= EXERCISE REQUIREMENTS =
Output all of the entries below precisely as written.

= INPUT RECORDS =
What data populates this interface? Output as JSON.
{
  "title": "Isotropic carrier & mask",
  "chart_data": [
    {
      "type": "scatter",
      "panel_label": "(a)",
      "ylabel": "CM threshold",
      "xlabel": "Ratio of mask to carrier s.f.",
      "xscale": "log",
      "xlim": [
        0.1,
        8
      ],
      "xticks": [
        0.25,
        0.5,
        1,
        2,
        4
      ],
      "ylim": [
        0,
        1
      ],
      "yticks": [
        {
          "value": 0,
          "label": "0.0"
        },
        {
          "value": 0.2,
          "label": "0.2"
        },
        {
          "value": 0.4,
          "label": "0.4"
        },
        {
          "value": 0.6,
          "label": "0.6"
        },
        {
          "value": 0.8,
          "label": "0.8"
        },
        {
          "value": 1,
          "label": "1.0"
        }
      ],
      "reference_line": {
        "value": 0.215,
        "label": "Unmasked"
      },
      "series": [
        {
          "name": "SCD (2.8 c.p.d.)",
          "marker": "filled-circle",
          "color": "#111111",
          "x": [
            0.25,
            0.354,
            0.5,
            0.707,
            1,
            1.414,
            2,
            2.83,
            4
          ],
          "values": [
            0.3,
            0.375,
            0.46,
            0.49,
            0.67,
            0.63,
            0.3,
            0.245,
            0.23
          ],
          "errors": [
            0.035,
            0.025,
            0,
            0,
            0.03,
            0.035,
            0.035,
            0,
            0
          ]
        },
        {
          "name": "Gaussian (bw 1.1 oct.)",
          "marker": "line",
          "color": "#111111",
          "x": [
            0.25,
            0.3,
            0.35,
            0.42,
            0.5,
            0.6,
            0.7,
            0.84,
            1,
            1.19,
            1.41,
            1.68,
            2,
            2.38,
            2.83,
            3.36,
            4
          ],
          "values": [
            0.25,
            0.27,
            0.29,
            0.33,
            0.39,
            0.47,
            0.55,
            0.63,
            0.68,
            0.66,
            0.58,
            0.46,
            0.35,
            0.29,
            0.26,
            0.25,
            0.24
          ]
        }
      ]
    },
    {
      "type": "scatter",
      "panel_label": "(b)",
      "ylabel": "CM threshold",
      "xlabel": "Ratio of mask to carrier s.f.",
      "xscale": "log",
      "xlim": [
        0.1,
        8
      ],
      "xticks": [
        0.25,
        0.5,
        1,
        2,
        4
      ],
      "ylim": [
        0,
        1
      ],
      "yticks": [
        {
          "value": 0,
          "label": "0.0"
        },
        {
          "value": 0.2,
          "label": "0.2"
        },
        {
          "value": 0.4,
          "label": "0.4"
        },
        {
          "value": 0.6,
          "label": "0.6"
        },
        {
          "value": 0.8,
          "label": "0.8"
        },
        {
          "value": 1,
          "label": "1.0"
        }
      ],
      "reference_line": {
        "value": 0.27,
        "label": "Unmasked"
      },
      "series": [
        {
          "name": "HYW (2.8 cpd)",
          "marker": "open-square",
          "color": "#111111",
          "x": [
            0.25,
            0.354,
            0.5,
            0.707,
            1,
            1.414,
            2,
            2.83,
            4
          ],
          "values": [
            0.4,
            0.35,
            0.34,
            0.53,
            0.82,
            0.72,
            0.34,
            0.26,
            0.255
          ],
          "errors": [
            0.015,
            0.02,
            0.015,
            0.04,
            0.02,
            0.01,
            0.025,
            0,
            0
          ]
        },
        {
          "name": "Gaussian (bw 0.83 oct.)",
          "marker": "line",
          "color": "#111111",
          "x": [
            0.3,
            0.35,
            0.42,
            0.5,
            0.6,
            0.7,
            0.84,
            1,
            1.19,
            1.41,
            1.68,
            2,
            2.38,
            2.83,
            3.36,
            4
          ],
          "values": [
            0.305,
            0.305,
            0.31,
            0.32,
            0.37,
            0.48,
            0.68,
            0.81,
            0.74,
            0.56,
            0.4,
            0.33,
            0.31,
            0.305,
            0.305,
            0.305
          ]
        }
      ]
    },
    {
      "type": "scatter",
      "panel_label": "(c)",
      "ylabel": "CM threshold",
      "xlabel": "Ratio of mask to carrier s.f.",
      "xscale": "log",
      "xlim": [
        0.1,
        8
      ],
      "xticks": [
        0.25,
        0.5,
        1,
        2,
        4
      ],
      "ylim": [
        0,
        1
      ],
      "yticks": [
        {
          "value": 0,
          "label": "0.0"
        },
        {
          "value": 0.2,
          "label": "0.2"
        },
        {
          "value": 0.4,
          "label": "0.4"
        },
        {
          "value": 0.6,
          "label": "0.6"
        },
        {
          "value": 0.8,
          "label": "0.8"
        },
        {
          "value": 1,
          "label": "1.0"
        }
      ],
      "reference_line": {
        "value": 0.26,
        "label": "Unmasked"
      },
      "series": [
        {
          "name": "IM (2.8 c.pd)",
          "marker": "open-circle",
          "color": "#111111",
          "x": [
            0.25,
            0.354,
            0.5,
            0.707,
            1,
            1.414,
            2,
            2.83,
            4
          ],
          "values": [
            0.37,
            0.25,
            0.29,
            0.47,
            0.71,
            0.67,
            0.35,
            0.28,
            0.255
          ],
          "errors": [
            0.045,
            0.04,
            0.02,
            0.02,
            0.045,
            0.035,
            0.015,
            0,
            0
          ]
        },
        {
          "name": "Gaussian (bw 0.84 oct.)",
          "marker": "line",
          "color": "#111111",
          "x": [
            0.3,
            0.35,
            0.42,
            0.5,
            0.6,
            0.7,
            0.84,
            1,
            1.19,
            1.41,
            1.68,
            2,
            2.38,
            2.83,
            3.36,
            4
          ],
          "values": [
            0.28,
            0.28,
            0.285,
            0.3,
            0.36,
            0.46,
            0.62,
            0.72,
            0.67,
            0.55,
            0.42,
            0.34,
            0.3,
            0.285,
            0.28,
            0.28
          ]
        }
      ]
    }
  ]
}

= COMPLETED TASK =
What data populates this interface? Output as JSON.
{
  "title": "Isotropic carrier & mask",
  "chart_data": [
    {
      "type": "scatter",
      "panel_label": "(a)",
      "ylabel": "CM threshold",
      "xlabel": "Ratio of mask to carrier s.f.",
      "xscale": "log",
      "xlim": [
        0.1,
        8
      ],
      "xticks": [
        0.25,
        0.5,
        1,
        2,
        4
      ],
      "ylim": [
        0,
        1
      ],
      "yticks": [
        {
          "value": 0,
          "label": "0.0"
        },
        {
          "value": 0.2,
          "label": "0.2"
        },
        {
          "value": 0.4,
          "label": "0.4"
        },
        {
          "value": 0.6,
          "label": "0.6"
        },
        {
          "value": 0.8,
          "label": "0.8"
        },
        {
          "value": 1,
          "label": "1.0"
        }
      ],
      "reference_line": {
        "value": 0.215,
        "label": "Unmasked"
      },
      "series": [
        {
          "name": "SCD (2.8 c.p.d.)",
          "marker": "filled-circle",
          "color": "#111111",
          "x": [
            0.25,
            0.354,
            0.5,
            0.707,
            1,
            1.414,
            2,
            2.83,
            4
          ],
          "values": [
            0.3,
            0.375,
            0.46,
            0.49,
            0.67,
            0.63,
            0.3,
            0.245,
            0.23
          ],
          "errors": [
            0.035,
            0.025,
            0,
            0,
            0.03,
            0.035,
            0.035,
            0,
            0
          ]
        },
        {
          "name": "Gaussian (bw 1.1 oct.)",
          "marker": "line",
          "color": "#111111",
          "x": [
            0.25,
            0.3,
            0.35,
            0.42,
            0.5,
            0.6,
            0.7,
            0.84,
            1,
            1.19,
            1.41,
            1.68,
            2,
            2.38,
            2.83,
            3.36,
            4
          ],
          "values": [
            0.25,
            0.27,
            0.29,
            0.33,
            0.39,
            0.47,
            0.55,
            0.63,
            0.68,
            0.66,
            0.58,
            0.46,
            0.35,
            0.29,
            0.26,
            0.25,
            0.24
          ]
        }
      ]
    },
    {
      "type": "scatter",
      "panel_label": "(b)",
      "ylabel": "CM threshold",
      "xlabel": "Ratio of mask to carrier s.f.",
      "xscale": "log",
      "xlim": [
        0.1,
        8
      ],
      "xticks": [
        0.25,
        0.5,
        1,
        2,
        4
      ],
      "ylim": [
        0,
        1
      ],
      "yticks": [
        {
          "value": 0,
          "label": "0.0"
        },
        {
          "value": 0.2,
          "label": "0.2"
        },
        {
          "value": 0.4,
          "label": "0.4"
        },
        {
          "value": 0.6,
          "label": "0.6"
        },
        {
          "value": 0.8,
          "label": "0.8"
        },
        {
          "value": 1,
          "label": "1.0"
        }
      ],
      "reference_line": {
        "value": 0.27,
        "label": "Unmasked"
      },
      "series": [
        {
          "name": "HYW (2.8 cpd)",
          "marker": "open-square",
          "color": "#111111",
          "x": [
            0.25,
            0.354,
            0.5,
            0.707,
            1,
            1.414,
            2,
            2.83,
            4
          ],
          "values": [
            0.4,
            0.35,
            0.34,
            0.53,
            0.82,
            0.72,
            0.34,
            0.26,
            0.255
          ],
          "errors": [
            0.015,
            0.02,
            0.015,
            0.04,
            0.02,
            0.01,
            0.025,
            0,
            0
          ]
        },
        {
          "name": "Gaussian (bw 0.83 oct.)",
          "marker": "line",
          "color": "#111111",
          "x": [
            0.3,
            0.35,
            0.42,
            0.5,
            0.6,
            0.7,
            0.84,
            1,
            1.19,
            1.41,
            1.68,
            2,
            2.38,
            2.83,
            3.36,
            4
          ],
          "values": [
            0.305,
            0.305,
            0.31,
            0.32,
            0.37,
            0.48,
            0.68,
            0.81,
            0.74,
            0.56,
            0.4,
            0.33,
            0.31,
            0.305,
            0.305,
            0.305
          ]
        }
      ]
    },
    {
      "type": "scatter",
      "panel_label": "(c)",
      "ylabel": "CM threshold",
      "xlabel": "Ratio of mask to carrier s.f.",
      "xscale": "log",
      "xlim": [
        0.1,
        8
      ],
      "xticks": [
        0.25,
        0.5,
        1,
        2,
        4
      ],
      "ylim": [
        0,
        1
      ],
      "yticks": [
        {
          "value": 0,
          "label": "0.0"
        },
        {
          "value": 0.2,
          "label": "0.2"
        },
        {
          "value": 0.4,
          "label": "0.4"
        },
        {
          "value": 0.6,
          "label": "0.6"
        },
        {
          "value": 0.8,
          "label": "0.8"
        },
        {
          "value": 1,
          "label": "1.0"
        }
      ],
      "reference_line": {
        "value": 0.26,
        "label": "Unmasked"
      },
      "series": [
        {
          "name": "IM (2.8 c.pd)",
          "marker": "open-circle",
          "color": "#111111",
          "x": [
            0.25,
            0.354,
            0.5,
            0.707,
            1,
            1.414,
            2,
            2.83,
            4
          ],
          "values": [
            0.37,
            0.25,
            0.29,
            0.47,
            0.71,
            0.67,
            0.35,
            0.28,
            0.255
          ],
          "errors": [
            0.045,
            0.04,
            0.02,
            0.02,
            0.045,
            0.035,
            0.015,
            0,
            0
          ]
        },
        {
          "name": "Gaussian (bw 0.84 oct.)",
          "marker": "line",
          "color": "#111111",
          "x": [
            0.3,
            0.35,
            0.42,
            0.5,
            0.6,
            0.7,
            0.84,
            1,
            1.19,
            1.41,
            1.68,
            2,
            2.38,
            2.83,
            3.36,
            4
          ],
          "values": [
            0.28,
            0.28,
            0.285,
            0.3,
            0.36,
            0.46,
            0.62,
            0.72,
            0.67,
            0.55,
            0.42,
            0.34,
            0.3,
            0.285,
            0.28,
            0.28
          ]
        }
      ]
    }
  ]
}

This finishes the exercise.